• [What you have to do]: According to the passage on fellowship with the Trinity, what Greek word is translated as "partakers"?
[[ Page text open ]]
The overflowing joy of the Trinity draws humans created in that Divine image into a shared fellowship (“partakers” is another translation of koinonoi, κοινωνοὶ, “sharers,” or “fellowshippers”).  We do not become “gods” in some New Age or pagan sense, but we are drawn into the dance together.  We corporately share in fellowship together and with the Father, Son, and Holy Spirit – “that they may all be one; even as You, Father, are in Me and I in You, that they also may be in Us, so that the world may believe that You sent Me” (John 17:21).  The message of the gospel draws us to the Triune God and creates a body of united believers, and that unified body is itself a powerful message to the world of the truth of the gospel.
[[ Page text closed ]]
[[ Data excerpts open ]]
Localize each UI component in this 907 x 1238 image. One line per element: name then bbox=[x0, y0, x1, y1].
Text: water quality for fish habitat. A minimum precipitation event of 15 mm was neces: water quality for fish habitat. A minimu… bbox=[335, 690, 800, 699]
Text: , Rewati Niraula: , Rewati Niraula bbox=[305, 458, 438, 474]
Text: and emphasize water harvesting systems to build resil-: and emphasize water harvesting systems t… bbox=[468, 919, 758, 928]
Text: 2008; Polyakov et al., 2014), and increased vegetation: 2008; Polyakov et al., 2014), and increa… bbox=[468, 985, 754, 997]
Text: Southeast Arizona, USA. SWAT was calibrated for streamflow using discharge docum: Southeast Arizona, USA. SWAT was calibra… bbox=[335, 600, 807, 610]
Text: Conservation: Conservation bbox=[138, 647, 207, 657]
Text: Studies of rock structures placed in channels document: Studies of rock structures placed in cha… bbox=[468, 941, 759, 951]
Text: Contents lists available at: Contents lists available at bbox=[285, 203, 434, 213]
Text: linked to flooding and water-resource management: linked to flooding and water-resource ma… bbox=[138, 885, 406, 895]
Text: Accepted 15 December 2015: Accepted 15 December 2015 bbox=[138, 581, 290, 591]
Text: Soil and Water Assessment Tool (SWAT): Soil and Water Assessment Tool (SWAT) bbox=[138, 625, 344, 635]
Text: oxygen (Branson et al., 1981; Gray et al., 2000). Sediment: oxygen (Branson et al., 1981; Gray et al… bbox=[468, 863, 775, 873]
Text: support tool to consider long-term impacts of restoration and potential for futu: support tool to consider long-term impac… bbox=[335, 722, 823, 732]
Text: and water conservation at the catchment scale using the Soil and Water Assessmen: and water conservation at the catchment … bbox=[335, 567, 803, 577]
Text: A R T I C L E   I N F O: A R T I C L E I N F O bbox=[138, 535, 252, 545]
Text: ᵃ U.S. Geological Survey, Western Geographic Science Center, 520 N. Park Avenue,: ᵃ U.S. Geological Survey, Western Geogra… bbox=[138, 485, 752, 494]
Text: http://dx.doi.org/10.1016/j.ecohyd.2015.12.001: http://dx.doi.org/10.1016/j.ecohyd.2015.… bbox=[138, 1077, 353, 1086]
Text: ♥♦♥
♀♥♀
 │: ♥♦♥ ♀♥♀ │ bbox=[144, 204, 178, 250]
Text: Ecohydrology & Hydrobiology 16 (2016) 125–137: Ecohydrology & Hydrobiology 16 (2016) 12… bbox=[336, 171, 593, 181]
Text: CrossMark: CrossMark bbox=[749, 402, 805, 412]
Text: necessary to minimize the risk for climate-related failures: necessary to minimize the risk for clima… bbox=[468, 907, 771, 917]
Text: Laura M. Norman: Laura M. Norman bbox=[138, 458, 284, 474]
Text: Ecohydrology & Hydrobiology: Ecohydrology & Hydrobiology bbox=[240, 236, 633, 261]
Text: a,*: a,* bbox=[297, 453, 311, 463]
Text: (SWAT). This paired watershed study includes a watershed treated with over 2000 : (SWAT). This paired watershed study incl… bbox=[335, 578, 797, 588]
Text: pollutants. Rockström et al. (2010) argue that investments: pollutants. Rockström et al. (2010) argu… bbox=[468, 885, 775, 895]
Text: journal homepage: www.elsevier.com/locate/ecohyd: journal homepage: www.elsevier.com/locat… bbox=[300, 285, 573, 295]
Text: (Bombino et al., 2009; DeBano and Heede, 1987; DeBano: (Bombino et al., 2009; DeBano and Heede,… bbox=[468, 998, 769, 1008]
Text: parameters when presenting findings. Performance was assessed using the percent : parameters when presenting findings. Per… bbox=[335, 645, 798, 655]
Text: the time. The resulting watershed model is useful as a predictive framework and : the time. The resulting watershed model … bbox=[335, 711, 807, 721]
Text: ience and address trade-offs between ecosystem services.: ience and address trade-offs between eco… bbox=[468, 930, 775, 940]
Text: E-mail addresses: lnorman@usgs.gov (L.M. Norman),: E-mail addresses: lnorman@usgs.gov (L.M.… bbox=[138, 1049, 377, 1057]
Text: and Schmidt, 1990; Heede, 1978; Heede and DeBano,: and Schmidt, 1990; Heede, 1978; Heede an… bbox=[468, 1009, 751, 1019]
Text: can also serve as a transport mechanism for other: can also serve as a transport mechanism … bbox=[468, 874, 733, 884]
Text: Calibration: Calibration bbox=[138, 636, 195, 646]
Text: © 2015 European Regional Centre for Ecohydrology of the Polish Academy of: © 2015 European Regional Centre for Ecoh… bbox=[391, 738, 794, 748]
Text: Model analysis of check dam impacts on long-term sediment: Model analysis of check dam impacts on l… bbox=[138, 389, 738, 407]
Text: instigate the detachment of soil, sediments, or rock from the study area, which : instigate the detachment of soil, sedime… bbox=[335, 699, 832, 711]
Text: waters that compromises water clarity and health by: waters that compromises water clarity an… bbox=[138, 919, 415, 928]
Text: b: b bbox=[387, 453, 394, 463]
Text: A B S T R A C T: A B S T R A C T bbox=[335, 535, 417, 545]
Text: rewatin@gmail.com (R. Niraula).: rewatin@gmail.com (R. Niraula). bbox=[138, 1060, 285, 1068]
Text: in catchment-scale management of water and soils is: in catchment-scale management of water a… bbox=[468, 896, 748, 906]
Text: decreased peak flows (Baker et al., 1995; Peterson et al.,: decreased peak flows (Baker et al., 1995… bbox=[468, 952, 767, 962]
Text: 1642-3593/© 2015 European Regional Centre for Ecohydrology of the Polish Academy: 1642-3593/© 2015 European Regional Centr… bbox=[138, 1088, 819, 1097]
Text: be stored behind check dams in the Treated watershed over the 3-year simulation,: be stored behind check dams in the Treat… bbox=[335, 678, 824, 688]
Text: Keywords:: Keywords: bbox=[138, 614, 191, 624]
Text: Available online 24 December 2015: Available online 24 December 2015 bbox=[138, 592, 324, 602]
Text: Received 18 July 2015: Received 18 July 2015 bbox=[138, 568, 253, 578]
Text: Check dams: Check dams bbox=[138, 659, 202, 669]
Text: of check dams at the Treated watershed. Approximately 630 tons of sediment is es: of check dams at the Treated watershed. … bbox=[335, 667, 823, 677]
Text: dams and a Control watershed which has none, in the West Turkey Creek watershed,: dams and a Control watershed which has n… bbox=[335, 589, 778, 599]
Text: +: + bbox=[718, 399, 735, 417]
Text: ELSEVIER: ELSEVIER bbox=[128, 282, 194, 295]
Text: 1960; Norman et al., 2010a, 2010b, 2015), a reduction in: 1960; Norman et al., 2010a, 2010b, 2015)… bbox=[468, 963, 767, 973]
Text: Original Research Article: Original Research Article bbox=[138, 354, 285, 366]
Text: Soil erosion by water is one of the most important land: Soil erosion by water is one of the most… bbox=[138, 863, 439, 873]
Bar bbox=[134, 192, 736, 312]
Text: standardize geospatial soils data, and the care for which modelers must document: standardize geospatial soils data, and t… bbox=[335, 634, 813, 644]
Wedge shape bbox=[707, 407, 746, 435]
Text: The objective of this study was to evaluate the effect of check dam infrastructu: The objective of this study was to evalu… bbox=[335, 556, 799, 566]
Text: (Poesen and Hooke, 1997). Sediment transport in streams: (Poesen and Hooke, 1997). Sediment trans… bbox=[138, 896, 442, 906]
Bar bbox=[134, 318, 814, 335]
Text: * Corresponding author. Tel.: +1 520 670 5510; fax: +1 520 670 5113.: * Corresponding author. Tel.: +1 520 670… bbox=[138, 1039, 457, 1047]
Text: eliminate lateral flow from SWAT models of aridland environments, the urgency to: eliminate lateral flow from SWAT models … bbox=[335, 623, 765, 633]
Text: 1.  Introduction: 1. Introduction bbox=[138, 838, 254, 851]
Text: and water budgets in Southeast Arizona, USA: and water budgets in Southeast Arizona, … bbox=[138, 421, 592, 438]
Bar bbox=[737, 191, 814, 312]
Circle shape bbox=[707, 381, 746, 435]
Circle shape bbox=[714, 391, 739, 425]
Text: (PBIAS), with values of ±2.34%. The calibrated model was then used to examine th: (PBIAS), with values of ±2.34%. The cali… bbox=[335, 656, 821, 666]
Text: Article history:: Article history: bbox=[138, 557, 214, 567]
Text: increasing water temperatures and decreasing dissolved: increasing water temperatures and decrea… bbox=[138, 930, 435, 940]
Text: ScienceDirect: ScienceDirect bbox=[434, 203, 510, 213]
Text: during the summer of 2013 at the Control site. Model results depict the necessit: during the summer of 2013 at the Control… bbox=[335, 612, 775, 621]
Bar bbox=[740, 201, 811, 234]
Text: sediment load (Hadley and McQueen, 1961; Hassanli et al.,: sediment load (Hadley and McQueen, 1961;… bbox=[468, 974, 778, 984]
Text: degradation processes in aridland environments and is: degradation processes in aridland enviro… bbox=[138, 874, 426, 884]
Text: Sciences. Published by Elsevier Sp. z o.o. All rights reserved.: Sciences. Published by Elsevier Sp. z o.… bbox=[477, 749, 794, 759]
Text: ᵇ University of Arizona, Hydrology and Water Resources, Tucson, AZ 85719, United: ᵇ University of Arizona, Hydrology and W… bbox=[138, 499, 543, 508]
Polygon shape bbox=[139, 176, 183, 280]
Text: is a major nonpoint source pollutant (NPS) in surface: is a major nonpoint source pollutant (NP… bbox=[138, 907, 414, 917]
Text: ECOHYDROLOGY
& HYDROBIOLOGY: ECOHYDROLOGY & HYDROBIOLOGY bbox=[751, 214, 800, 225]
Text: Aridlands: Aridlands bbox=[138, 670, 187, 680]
[[ Data excerpts closed ]]
• [Your solution]: Koinonoi (κοινωνοὶ)